Directions => Find every line in the records that holds the string "Gültig". Copy each one.

Input material =>

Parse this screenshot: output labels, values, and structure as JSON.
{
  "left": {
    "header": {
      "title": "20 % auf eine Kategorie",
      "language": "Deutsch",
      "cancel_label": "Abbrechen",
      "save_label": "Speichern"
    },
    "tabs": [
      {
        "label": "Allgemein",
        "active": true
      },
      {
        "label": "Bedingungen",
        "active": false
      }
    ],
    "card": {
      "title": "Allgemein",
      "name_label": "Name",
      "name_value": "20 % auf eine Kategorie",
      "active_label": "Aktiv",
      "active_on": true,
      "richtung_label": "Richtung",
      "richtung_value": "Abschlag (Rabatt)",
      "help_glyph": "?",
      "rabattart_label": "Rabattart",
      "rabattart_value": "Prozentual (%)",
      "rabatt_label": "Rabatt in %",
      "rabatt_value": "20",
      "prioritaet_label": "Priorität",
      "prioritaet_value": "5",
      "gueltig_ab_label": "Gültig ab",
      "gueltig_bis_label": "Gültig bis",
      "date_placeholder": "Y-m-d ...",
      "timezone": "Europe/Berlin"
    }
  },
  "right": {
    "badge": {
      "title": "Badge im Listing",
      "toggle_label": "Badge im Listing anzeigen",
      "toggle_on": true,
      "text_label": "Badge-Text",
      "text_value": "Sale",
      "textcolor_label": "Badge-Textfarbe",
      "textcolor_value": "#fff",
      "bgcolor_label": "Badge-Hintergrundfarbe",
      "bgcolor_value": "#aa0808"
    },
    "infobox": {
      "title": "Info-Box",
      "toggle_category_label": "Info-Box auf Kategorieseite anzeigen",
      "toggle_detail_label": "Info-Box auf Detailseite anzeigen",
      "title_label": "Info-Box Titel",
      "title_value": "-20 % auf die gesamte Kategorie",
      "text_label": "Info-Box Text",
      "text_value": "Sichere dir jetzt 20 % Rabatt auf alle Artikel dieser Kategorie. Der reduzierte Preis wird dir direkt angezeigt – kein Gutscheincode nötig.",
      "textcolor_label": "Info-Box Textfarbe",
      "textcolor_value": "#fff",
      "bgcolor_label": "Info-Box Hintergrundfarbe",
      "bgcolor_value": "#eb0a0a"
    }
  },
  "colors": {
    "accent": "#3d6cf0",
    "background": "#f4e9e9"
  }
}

Exercise solution =>
      "gueltig_ab_label": "Gültig ab",
      "gueltig_bis_label": "Gültig bis",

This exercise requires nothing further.